◆ **REQUIREMENTS**:
Leave out the pictures and repeat the data exactly.

begin SUPPLIED MATERIAL

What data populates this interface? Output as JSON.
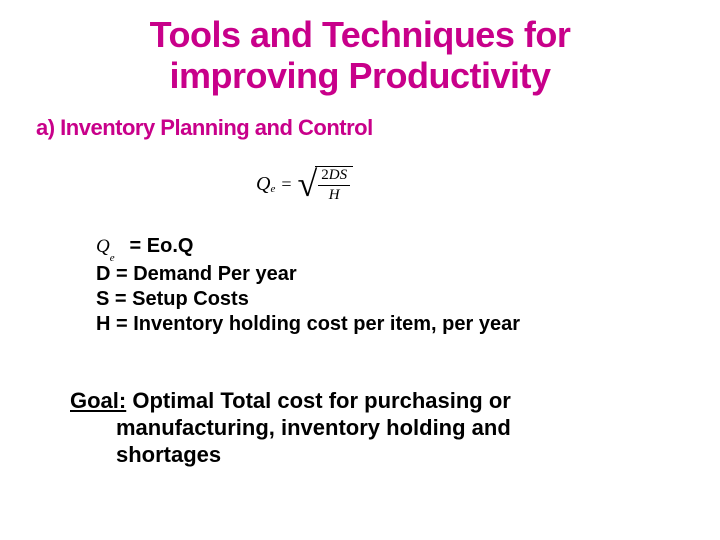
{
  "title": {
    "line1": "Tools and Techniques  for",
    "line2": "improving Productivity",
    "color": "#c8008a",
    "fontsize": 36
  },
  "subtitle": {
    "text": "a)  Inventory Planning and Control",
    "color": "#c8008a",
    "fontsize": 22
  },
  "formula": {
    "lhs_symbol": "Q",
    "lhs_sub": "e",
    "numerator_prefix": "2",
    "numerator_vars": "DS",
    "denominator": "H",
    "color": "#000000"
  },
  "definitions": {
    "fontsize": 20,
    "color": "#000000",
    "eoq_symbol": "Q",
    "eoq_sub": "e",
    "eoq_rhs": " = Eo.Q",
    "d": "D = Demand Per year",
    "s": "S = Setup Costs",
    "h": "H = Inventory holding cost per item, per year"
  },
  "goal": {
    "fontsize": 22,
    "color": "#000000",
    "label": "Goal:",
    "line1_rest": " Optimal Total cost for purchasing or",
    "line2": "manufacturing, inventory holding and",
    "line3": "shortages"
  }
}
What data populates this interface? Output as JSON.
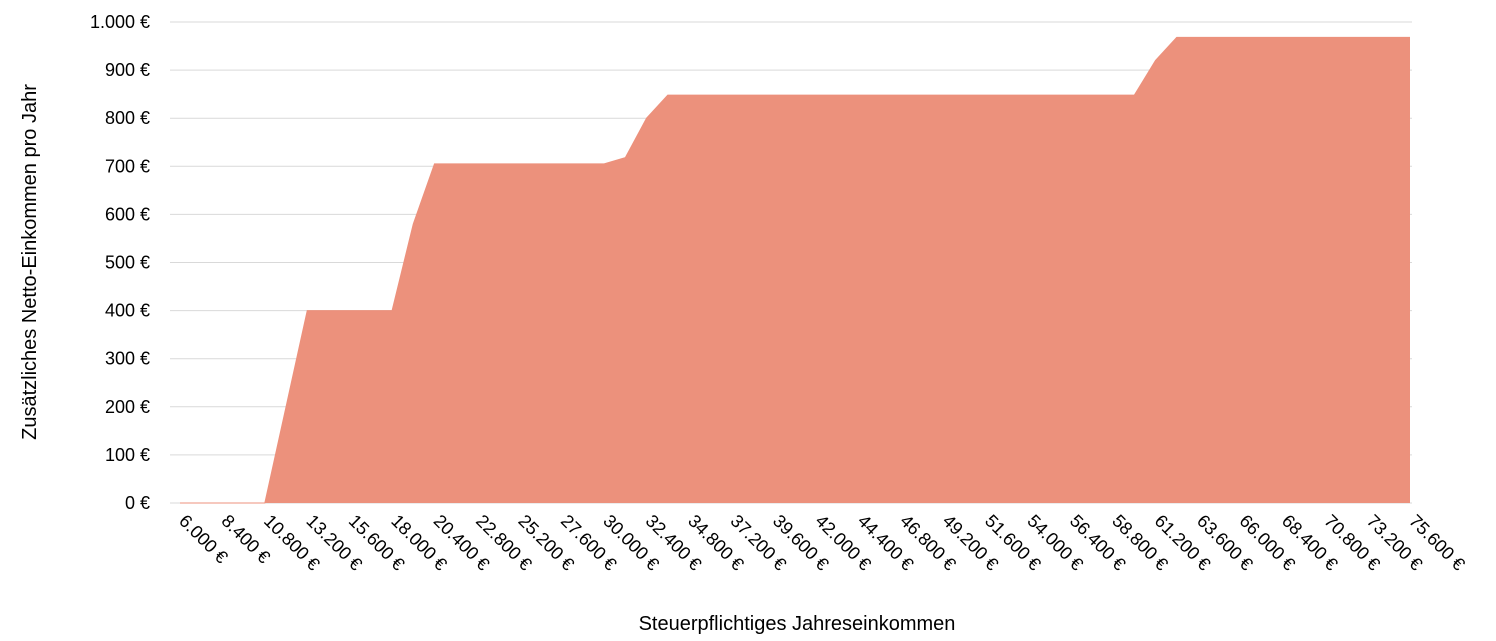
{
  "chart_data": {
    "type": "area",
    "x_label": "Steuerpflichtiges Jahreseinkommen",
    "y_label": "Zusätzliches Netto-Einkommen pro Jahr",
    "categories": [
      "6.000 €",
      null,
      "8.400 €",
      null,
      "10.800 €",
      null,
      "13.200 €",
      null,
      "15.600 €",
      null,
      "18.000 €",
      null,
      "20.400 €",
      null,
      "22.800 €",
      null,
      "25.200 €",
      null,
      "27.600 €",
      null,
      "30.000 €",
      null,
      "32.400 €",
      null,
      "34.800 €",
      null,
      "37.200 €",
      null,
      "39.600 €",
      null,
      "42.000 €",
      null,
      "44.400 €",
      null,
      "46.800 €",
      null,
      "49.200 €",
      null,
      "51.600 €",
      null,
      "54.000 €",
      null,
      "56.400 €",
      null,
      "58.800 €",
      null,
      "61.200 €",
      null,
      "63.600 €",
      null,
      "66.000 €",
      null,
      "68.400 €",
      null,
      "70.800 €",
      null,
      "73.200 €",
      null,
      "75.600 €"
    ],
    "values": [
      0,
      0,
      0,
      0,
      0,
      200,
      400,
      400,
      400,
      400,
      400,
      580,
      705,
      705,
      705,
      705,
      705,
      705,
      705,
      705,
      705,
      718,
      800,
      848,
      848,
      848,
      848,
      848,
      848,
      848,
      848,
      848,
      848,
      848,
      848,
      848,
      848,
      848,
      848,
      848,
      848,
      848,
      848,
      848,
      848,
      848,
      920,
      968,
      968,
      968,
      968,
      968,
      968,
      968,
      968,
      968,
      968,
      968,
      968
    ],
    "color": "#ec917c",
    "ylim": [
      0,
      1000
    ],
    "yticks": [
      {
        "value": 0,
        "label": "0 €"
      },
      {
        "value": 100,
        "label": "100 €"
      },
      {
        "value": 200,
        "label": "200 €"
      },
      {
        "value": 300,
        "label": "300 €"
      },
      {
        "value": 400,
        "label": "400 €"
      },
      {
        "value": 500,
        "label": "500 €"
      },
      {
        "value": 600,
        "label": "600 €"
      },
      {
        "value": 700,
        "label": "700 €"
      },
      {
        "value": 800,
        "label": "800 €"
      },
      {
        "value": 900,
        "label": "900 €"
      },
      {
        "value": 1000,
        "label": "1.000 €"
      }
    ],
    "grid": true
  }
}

end SUPPLIED MATERIAL

◆ **RIGHT ANSWER**:
What data populates this interface? Output as JSON.
{
  "title": {
    "line1": "Tools and Techniques  for",
    "line2": "improving Productivity",
    "color": "#c8008a",
    "fontsize": 36
  },
  "subtitle": {
    "text": "a)  Inventory Planning and Control",
    "color": "#c8008a",
    "fontsize": 22
  },
  "formula": {
    "lhs_symbol": "Q",
    "lhs_sub": "e",
    "numerator_prefix": "2",
    "numerator_vars": "DS",
    "denominator": "H",
    "color": "#000000"
  },
  "definitions": {
    "fontsize": 20,
    "color": "#000000",
    "eoq_symbol": "Q",
    "eoq_sub": "e",
    "eoq_rhs": " = Eo.Q",
    "d": "D = Demand Per year",
    "s": "S = Setup Costs",
    "h": "H = Inventory holding cost per item, per year"
  },
  "goal": {
    "fontsize": 22,
    "color": "#000000",
    "label": "Goal:",
    "line1_rest": " Optimal Total cost for purchasing or",
    "line2": "manufacturing, inventory holding and",
    "line3": "shortages"
  }
}
What data populates this interface? Output as JSON.
{
  "chart_data": {
    "type": "area",
    "x_label": "Steuerpflichtiges Jahreseinkommen",
    "y_label": "Zusätzliches Netto-Einkommen pro Jahr",
    "categories": [
      "6.000 €",
      null,
      "8.400 €",
      null,
      "10.800 €",
      null,
      "13.200 €",
      null,
      "15.600 €",
      null,
      "18.000 €",
      null,
      "20.400 €",
      null,
      "22.800 €",
      null,
      "25.200 €",
      null,
      "27.600 €",
      null,
      "30.000 €",
      null,
      "32.400 €",
      null,
      "34.800 €",
      null,
      "37.200 €",
      null,
      "39.600 €",
      null,
      "42.000 €",
      null,
      "44.400 €",
      null,
      "46.800 €",
      null,
      "49.200 €",
      null,
      "51.600 €",
      null,
      "54.000 €",
      null,
      "56.400 €",
      null,
      "58.800 €",
      null,
      "61.200 €",
      null,
      "63.600 €",
      null,
      "66.000 €",
      null,
      "68.400 €",
      null,
      "70.800 €",
      null,
      "73.200 €",
      null,
      "75.600 €"
    ],
    "values": [
      0,
      0,
      0,
      0,
      0,
      200,
      400,
      400,
      400,
      400,
      400,
      580,
      705,
      705,
      705,
      705,
      705,
      705,
      705,
      705,
      705,
      718,
      800,
      848,
      848,
      848,
      848,
      848,
      848,
      848,
      848,
      848,
      848,
      848,
      848,
      848,
      848,
      848,
      848,
      848,
      848,
      848,
      848,
      848,
      848,
      848,
      920,
      968,
      968,
      968,
      968,
      968,
      968,
      968,
      968,
      968,
      968,
      968,
      968
    ],
    "color": "#ec917c",
    "ylim": [
      0,
      1000
    ],
    "yticks": [
      {
        "value": 0,
        "label": "0 €"
      },
      {
        "value": 100,
        "label": "100 €"
      },
      {
        "value": 200,
        "label": "200 €"
      },
      {
        "value": 300,
        "label": "300 €"
      },
      {
        "value": 400,
        "label": "400 €"
      },
      {
        "value": 500,
        "label": "500 €"
      },
      {
        "value": 600,
        "label": "600 €"
      },
      {
        "value": 700,
        "label": "700 €"
      },
      {
        "value": 800,
        "label": "800 €"
      },
      {
        "value": 900,
        "label": "900 €"
      },
      {
        "value": 1000,
        "label": "1.000 €"
      }
    ],
    "grid": true
  }
}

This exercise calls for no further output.